WORK TO DO: Go through each line of the records below and count those with the word "خدمات"; give only the total.

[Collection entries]

+++++

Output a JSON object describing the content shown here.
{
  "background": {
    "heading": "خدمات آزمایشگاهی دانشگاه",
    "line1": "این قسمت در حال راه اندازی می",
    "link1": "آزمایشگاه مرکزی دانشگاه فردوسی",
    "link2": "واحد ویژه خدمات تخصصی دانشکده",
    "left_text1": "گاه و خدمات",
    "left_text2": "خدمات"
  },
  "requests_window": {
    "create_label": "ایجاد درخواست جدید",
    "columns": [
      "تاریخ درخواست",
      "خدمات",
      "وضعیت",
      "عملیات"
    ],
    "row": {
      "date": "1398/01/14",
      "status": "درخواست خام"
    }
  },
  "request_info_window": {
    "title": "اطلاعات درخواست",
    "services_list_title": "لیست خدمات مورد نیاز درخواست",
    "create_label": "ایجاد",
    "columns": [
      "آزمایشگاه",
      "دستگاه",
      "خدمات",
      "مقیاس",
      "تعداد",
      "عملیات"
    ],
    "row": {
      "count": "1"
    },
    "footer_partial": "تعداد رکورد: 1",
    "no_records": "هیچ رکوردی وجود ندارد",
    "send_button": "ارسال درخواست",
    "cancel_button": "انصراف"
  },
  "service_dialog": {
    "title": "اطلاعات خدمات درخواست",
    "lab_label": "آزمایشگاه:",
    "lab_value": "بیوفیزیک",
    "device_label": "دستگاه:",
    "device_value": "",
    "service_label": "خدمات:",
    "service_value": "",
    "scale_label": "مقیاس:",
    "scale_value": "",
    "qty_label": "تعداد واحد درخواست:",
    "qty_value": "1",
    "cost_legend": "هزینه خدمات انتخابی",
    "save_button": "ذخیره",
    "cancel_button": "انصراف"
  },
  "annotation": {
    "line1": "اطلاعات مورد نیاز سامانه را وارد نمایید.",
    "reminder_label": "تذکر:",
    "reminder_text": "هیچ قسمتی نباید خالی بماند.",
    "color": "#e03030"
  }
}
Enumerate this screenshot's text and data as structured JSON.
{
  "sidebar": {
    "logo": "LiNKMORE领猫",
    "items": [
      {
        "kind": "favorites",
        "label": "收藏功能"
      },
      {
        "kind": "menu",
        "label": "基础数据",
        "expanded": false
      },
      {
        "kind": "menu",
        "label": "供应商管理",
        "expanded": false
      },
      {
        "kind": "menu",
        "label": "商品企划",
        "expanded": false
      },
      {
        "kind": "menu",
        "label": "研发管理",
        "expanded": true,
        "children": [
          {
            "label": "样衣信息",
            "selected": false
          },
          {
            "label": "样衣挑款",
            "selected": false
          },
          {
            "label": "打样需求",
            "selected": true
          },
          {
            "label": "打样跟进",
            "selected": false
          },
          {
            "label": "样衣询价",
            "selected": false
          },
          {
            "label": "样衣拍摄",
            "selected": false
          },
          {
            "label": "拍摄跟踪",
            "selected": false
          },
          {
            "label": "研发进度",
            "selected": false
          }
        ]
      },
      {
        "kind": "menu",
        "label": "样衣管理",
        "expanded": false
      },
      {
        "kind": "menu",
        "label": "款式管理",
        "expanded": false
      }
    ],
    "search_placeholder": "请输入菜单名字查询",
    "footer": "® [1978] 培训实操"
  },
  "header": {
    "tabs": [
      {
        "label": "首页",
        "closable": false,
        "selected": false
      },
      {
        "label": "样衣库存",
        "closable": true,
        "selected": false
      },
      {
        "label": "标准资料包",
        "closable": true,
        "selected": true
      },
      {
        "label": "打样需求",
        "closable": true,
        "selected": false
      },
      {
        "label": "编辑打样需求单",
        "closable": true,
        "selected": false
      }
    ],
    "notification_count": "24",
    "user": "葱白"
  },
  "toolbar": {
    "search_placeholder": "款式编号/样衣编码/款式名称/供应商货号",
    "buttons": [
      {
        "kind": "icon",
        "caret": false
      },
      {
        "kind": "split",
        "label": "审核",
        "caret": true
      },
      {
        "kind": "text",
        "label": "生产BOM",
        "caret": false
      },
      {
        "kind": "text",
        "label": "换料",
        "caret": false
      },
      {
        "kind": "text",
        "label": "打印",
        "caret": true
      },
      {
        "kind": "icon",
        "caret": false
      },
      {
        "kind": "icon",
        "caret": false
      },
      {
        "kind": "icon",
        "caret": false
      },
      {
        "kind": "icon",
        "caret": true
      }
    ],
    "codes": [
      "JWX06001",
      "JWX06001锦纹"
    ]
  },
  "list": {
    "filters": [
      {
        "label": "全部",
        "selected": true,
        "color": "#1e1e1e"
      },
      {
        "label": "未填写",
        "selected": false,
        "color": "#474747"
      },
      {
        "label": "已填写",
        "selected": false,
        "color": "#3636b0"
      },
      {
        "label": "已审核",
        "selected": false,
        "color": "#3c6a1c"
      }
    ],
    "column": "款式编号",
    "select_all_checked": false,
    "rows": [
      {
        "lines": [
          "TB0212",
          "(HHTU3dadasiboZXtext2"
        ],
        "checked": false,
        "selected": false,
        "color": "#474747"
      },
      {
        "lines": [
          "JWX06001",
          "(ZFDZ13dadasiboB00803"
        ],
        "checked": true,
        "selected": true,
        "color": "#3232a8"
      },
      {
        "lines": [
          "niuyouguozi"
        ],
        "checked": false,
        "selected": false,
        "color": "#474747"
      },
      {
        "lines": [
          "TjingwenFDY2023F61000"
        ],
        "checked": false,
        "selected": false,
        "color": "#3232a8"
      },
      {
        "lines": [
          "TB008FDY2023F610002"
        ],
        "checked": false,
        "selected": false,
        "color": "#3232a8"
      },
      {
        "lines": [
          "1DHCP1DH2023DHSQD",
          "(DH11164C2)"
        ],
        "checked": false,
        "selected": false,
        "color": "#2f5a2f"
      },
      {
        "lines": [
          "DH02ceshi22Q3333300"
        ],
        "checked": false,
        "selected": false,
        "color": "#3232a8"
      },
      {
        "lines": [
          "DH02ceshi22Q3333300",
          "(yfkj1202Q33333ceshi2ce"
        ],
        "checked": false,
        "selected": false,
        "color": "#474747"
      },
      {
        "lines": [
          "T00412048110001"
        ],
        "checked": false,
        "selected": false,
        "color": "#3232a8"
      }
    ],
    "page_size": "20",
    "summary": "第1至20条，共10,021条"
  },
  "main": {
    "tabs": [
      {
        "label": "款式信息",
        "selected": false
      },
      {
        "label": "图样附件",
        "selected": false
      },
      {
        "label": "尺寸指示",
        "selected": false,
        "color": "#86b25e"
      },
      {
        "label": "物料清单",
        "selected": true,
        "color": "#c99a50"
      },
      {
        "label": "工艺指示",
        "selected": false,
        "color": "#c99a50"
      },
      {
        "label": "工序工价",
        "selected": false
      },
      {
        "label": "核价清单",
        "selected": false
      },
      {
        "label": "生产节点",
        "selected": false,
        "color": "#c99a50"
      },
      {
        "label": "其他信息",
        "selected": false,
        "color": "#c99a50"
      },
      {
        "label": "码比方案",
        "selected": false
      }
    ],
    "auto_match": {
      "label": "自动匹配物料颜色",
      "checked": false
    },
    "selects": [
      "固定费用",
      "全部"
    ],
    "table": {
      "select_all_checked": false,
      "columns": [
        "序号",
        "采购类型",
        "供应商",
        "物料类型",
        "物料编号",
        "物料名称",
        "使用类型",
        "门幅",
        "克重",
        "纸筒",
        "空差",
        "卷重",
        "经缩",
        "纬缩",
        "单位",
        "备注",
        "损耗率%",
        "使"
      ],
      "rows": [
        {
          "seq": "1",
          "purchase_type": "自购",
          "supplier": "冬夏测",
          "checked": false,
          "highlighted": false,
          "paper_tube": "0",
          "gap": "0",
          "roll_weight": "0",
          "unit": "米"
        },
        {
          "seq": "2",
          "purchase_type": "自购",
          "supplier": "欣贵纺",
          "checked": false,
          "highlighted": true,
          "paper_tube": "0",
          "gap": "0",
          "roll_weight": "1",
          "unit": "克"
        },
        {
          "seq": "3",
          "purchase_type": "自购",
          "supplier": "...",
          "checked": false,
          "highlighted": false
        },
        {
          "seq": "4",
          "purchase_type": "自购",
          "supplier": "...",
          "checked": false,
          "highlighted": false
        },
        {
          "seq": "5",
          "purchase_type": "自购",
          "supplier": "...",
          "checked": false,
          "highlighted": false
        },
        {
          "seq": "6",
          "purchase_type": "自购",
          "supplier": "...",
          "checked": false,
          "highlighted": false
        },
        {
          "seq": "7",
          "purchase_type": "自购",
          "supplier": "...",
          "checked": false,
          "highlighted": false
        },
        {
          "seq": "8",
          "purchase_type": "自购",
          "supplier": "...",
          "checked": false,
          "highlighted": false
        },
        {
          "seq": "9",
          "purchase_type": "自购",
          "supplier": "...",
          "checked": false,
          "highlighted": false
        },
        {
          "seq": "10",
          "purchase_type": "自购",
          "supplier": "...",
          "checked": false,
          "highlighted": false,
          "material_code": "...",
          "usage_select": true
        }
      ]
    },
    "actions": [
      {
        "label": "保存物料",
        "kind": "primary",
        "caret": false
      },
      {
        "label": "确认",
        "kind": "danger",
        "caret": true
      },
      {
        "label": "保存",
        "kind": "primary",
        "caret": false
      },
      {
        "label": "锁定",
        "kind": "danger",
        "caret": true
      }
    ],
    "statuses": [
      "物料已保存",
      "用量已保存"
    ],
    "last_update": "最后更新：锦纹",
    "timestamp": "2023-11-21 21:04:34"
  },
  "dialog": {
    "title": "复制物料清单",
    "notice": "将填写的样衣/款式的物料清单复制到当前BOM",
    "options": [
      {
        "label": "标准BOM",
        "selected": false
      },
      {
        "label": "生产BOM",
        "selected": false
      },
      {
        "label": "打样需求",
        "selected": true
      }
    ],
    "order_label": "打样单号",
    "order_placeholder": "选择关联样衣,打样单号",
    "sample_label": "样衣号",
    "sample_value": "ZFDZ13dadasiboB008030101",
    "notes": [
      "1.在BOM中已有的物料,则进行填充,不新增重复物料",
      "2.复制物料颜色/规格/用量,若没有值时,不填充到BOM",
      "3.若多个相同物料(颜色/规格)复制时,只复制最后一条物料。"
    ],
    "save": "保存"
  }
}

+++++

SOLUTION BELOW: 10